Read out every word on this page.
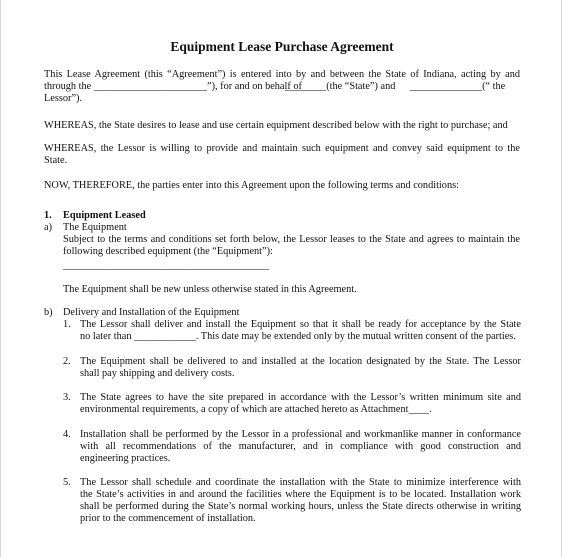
Equipment Lease Purchase Agreement
This Lease Agreement (this “Agreement”) is entered into by and between the State of Indiana, acting by and
through the ______________________”), for and on behalf of
________(the “State”) and ______________(“ the
Lessor”).
WHEREAS, the State desires to lease and use certain equipment described below with the right to purchase; and
WHEREAS, the Lessor is willing to provide and maintain such equipment and convey said equipment to the
State.
NOW, THEREFORE, the parties enter into this Agreement upon the following terms and conditions:
1. Equipment Leased
a) The Equipment
Subject to the terms and conditions set forth below, the Lessor leases to the State and agrees to maintain the
following described equipment (the “Equipment”):
________________________________________
The Equipment shall be new unless otherwise stated in this Agreement.
b) Delivery and Installation of the Equipment
1. The Lessor shall deliver and install the Equipment so that it shall be ready for acceptance by the State
no later than ____________. This date may be extended only by the mutual written consent of the parties.
2. The Equipment shall be delivered to and installed at the location designated by the State. The Lessor
shall pay shipping and delivery costs.
3. The State agrees to have the site prepared in accordance with the Lessor’s written minimum site and
environmental requirements, a copy of which are attached hereto as Attachment____.
4. Installation shall be performed by the Lessor in a professional and workmanlike manner in conformance
with all recommendations of the manufacturer, and in compliance with good construction and
engineering practices.
5. The Lessor shall schedule and coordinate the installation with the State to minimize interference with
the State’s activities in and around the facilities where the Equipment is to be located. Installation work
shall be performed during the State’s normal working hours, unless the State directs otherwise in writing
prior to the commencement of installation.
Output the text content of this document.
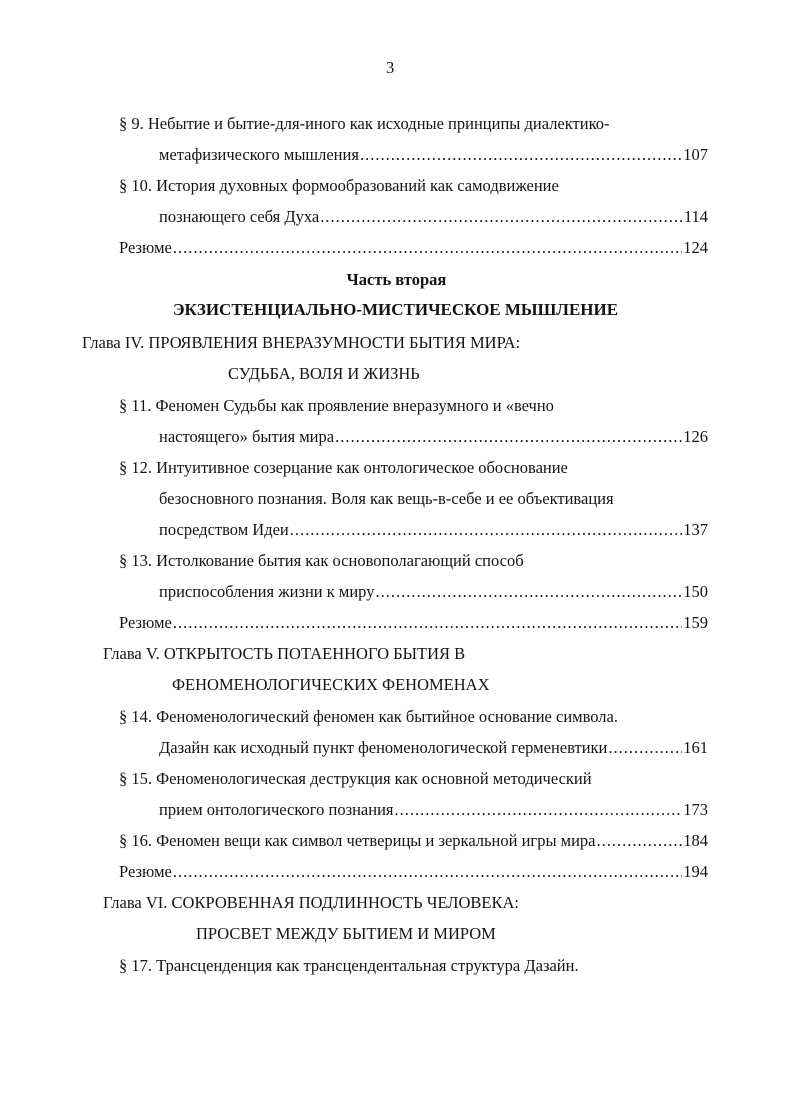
3
§ 9. Небытие и бытие-для-иного как исходные принципы диалектико-
метафизического мышления .....	107
§ 10. История духовных формообразований как самодвижение
познающего себя Духа .....	114
Резюме .....	124
Часть вторая
ЭКЗИСТЕНЦИАЛЬНО-МИСТИЧЕСКОЕ МЫШЛЕНИЕ
Глава IV. ПРОЯВЛЕНИЯ ВНЕРАЗУМНОСТИ БЫТИЯ МИРА:
СУДЬБА, ВОЛЯ И ЖИЗНЬ
§ 11. Феномен Судьбы как проявление внеразумного и «вечно
настоящего» бытия мира .....	126
§ 12. Интуитивное созерцание как онтологическое обоснование
безосновного познания. Воля как вещь-в-себе и ее объективация
посредством Идеи .....	137
§ 13. Истолкование бытия как основополагающий способ
приспособления жизни к миру .....	150
Резюме .....	159
Глава V. ОТКРЫТОСТЬ ПОТАЕННОГО БЫТИЯ В
ФЕНОМЕНОЛОГИЧЕСКИХ ФЕНОМЕНАХ
§ 14. Феноменологический феномен как бытийное основание символа.
Дазайн как исходный пункт феноменологической герменевтики .....	161
§ 15. Феноменологическая деструкция как основной методический
прием онтологического познания .....	173
§ 16. Феномен вещи как символ четверицы и зеркальной игры мира .....	184
Резюме .....	194
Глава VI. СОКРОВЕННАЯ ПОДЛИННОСТЬ ЧЕЛОВЕКА:
ПРОСВЕТ МЕЖДУ БЫТИЕМ И МИРОМ
§ 17. Трансценденция как трансцендентальная структура Дазайн.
--------
## OBJECTIVE
Tell how many lines hold the string "into", giving the number and nothing else.

## THE RESULT
2